**Data provided**
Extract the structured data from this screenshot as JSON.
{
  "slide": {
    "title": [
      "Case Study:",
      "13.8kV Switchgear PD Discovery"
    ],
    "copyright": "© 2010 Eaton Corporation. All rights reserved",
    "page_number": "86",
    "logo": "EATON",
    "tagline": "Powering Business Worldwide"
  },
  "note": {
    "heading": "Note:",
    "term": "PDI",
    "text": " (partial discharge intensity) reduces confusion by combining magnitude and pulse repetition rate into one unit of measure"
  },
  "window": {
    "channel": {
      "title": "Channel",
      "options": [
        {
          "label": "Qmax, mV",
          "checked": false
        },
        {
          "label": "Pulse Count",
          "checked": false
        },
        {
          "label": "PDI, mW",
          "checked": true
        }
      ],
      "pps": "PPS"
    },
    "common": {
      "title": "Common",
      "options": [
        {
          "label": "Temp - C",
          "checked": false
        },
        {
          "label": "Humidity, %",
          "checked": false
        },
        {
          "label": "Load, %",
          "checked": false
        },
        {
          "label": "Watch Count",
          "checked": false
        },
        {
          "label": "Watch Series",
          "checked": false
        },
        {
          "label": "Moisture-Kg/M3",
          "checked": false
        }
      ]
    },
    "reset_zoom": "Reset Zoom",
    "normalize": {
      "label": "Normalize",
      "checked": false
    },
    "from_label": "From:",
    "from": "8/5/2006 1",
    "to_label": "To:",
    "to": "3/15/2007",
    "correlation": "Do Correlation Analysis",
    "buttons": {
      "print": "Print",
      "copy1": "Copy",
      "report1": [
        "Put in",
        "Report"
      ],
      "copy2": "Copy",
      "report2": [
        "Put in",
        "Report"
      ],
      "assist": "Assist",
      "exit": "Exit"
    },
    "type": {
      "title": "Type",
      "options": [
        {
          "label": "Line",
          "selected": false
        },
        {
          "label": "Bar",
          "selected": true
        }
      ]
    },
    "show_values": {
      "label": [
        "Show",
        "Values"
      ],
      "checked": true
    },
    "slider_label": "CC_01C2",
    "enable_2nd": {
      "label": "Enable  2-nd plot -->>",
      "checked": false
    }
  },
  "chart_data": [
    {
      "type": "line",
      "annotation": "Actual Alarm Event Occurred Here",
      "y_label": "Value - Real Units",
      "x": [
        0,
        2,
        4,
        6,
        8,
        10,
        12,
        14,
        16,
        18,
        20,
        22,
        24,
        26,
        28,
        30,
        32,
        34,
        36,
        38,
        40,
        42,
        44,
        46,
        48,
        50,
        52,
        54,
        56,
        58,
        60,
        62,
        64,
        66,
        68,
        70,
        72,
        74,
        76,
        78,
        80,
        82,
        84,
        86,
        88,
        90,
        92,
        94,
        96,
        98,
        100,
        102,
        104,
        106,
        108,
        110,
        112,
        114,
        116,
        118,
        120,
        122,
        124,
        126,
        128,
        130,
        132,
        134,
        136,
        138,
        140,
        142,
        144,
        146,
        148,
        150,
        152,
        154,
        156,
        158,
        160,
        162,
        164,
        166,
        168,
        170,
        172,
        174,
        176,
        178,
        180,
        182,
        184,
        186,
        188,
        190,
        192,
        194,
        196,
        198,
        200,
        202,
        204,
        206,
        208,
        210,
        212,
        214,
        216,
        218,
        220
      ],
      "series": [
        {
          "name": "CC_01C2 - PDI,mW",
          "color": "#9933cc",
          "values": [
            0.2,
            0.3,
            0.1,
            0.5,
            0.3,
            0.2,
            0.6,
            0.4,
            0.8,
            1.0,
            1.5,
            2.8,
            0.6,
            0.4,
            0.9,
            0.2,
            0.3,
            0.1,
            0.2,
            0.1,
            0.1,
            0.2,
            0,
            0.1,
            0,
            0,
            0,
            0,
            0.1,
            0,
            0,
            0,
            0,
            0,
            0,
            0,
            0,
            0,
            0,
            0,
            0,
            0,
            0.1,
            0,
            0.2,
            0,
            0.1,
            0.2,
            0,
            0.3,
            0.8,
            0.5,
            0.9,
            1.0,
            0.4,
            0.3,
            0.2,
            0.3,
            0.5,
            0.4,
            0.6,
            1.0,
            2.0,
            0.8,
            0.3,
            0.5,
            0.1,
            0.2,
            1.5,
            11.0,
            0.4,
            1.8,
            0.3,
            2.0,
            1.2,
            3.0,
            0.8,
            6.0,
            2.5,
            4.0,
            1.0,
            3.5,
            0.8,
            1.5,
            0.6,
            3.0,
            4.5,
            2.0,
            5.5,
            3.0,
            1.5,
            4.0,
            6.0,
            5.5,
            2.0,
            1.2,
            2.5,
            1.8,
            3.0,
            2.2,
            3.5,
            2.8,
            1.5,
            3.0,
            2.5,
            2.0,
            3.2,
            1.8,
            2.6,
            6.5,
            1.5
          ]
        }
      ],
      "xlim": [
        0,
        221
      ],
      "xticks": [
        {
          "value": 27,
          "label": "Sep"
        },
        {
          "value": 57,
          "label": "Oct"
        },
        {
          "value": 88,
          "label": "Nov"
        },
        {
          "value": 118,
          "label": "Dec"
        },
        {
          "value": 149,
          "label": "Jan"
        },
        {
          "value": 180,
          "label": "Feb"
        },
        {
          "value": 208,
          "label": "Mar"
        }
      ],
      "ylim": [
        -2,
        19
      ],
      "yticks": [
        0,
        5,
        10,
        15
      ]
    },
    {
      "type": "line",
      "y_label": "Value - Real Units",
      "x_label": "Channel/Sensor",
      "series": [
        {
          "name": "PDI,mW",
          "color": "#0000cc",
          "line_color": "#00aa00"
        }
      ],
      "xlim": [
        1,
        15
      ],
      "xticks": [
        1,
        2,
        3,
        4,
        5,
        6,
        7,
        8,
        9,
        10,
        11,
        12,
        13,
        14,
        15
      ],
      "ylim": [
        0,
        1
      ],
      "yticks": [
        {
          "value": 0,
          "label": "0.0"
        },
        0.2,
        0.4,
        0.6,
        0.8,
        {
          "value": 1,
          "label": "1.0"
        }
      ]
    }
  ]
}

**What the exercise asks**
Produce an exact copy of all the records.

**Complete answer**
Extract the structured data from this screenshot as JSON.
{
  "slide": {
    "title": [
      "Case Study:",
      "13.8kV Switchgear PD Discovery"
    ],
    "copyright": "© 2010 Eaton Corporation. All rights reserved",
    "page_number": "86",
    "logo": "EATON",
    "tagline": "Powering Business Worldwide"
  },
  "note": {
    "heading": "Note:",
    "term": "PDI",
    "text": " (partial discharge intensity) reduces confusion by combining magnitude and pulse repetition rate into one unit of measure"
  },
  "window": {
    "channel": {
      "title": "Channel",
      "options": [
        {
          "label": "Qmax, mV",
          "checked": false
        },
        {
          "label": "Pulse Count",
          "checked": false
        },
        {
          "label": "PDI, mW",
          "checked": true
        }
      ],
      "pps": "PPS"
    },
    "common": {
      "title": "Common",
      "options": [
        {
          "label": "Temp - C",
          "checked": false
        },
        {
          "label": "Humidity, %",
          "checked": false
        },
        {
          "label": "Load, %",
          "checked": false
        },
        {
          "label": "Watch Count",
          "checked": false
        },
        {
          "label": "Watch Series",
          "checked": false
        },
        {
          "label": "Moisture-Kg/M3",
          "checked": false
        }
      ]
    },
    "reset_zoom": "Reset Zoom",
    "normalize": {
      "label": "Normalize",
      "checked": false
    },
    "from_label": "From:",
    "from": "8/5/2006 1",
    "to_label": "To:",
    "to": "3/15/2007",
    "correlation": "Do Correlation Analysis",
    "buttons": {
      "print": "Print",
      "copy1": "Copy",
      "report1": [
        "Put in",
        "Report"
      ],
      "copy2": "Copy",
      "report2": [
        "Put in",
        "Report"
      ],
      "assist": "Assist",
      "exit": "Exit"
    },
    "type": {
      "title": "Type",
      "options": [
        {
          "label": "Line",
          "selected": false
        },
        {
          "label": "Bar",
          "selected": true
        }
      ]
    },
    "show_values": {
      "label": [
        "Show",
        "Values"
      ],
      "checked": true
    },
    "slider_label": "CC_01C2",
    "enable_2nd": {
      "label": "Enable  2-nd plot -->>",
      "checked": false
    }
  },
  "chart_data": [
    {
      "type": "line",
      "annotation": "Actual Alarm Event Occurred Here",
      "y_label": "Value - Real Units",
      "x": [
        0,
        2,
        4,
        6,
        8,
        10,
        12,
        14,
        16,
        18,
        20,
        22,
        24,
        26,
        28,
        30,
        32,
        34,
        36,
        38,
        40,
        42,
        44,
        46,
        48,
        50,
        52,
        54,
        56,
        58,
        60,
        62,
        64,
        66,
        68,
        70,
        72,
        74,
        76,
        78,
        80,
        82,
        84,
        86,
        88,
        90,
        92,
        94,
        96,
        98,
        100,
        102,
        104,
        106,
        108,
        110,
        112,
        114,
        116,
        118,
        120,
        122,
        124,
        126,
        128,
        130,
        132,
        134,
        136,
        138,
        140,
        142,
        144,
        146,
        148,
        150,
        152,
        154,
        156,
        158,
        160,
        162,
        164,
        166,
        168,
        170,
        172,
        174,
        176,
        178,
        180,
        182,
        184,
        186,
        188,
        190,
        192,
        194,
        196,
        198,
        200,
        202,
        204,
        206,
        208,
        210,
        212,
        214,
        216,
        218,
        220
      ],
      "series": [
        {
          "name": "CC_01C2 - PDI,mW",
          "color": "#9933cc",
          "values": [
            0.2,
            0.3,
            0.1,
            0.5,
            0.3,
            0.2,
            0.6,
            0.4,
            0.8,
            1.0,
            1.5,
            2.8,
            0.6,
            0.4,
            0.9,
            0.2,
            0.3,
            0.1,
            0.2,
            0.1,
            0.1,
            0.2,
            0,
            0.1,
            0,
            0,
            0,
            0,
            0.1,
            0,
            0,
            0,
            0,
            0,
            0,
            0,
            0,
            0,
            0,
            0,
            0,
            0,
            0.1,
            0,
            0.2,
            0,
            0.1,
            0.2,
            0,
            0.3,
            0.8,
            0.5,
            0.9,
            1.0,
            0.4,
            0.3,
            0.2,
            0.3,
            0.5,
            0.4,
            0.6,
            1.0,
            2.0,
            0.8,
            0.3,
            0.5,
            0.1,
            0.2,
            1.5,
            11.0,
            0.4,
            1.8,
            0.3,
            2.0,
            1.2,
            3.0,
            0.8,
            6.0,
            2.5,
            4.0,
            1.0,
            3.5,
            0.8,
            1.5,
            0.6,
            3.0,
            4.5,
            2.0,
            5.5,
            3.0,
            1.5,
            4.0,
            6.0,
            5.5,
            2.0,
            1.2,
            2.5,
            1.8,
            3.0,
            2.2,
            3.5,
            2.8,
            1.5,
            3.0,
            2.5,
            2.0,
            3.2,
            1.8,
            2.6,
            6.5,
            1.5
          ]
        }
      ],
      "xlim": [
        0,
        221
      ],
      "xticks": [
        {
          "value": 27,
          "label": "Sep"
        },
        {
          "value": 57,
          "label": "Oct"
        },
        {
          "value": 88,
          "label": "Nov"
        },
        {
          "value": 118,
          "label": "Dec"
        },
        {
          "value": 149,
          "label": "Jan"
        },
        {
          "value": 180,
          "label": "Feb"
        },
        {
          "value": 208,
          "label": "Mar"
        }
      ],
      "ylim": [
        -2,
        19
      ],
      "yticks": [
        0,
        5,
        10,
        15
      ]
    },
    {
      "type": "line",
      "y_label": "Value - Real Units",
      "x_label": "Channel/Sensor",
      "series": [
        {
          "name": "PDI,mW",
          "color": "#0000cc",
          "line_color": "#00aa00"
        }
      ],
      "xlim": [
        1,
        15
      ],
      "xticks": [
        1,
        2,
        3,
        4,
        5,
        6,
        7,
        8,
        9,
        10,
        11,
        12,
        13,
        14,
        15
      ],
      "ylim": [
        0,
        1
      ],
      "yticks": [
        {
          "value": 0,
          "label": "0.0"
        },
        0.2,
        0.4,
        0.6,
        0.8,
        {
          "value": 1,
          "label": "1.0"
        }
      ]
    }
  ]
}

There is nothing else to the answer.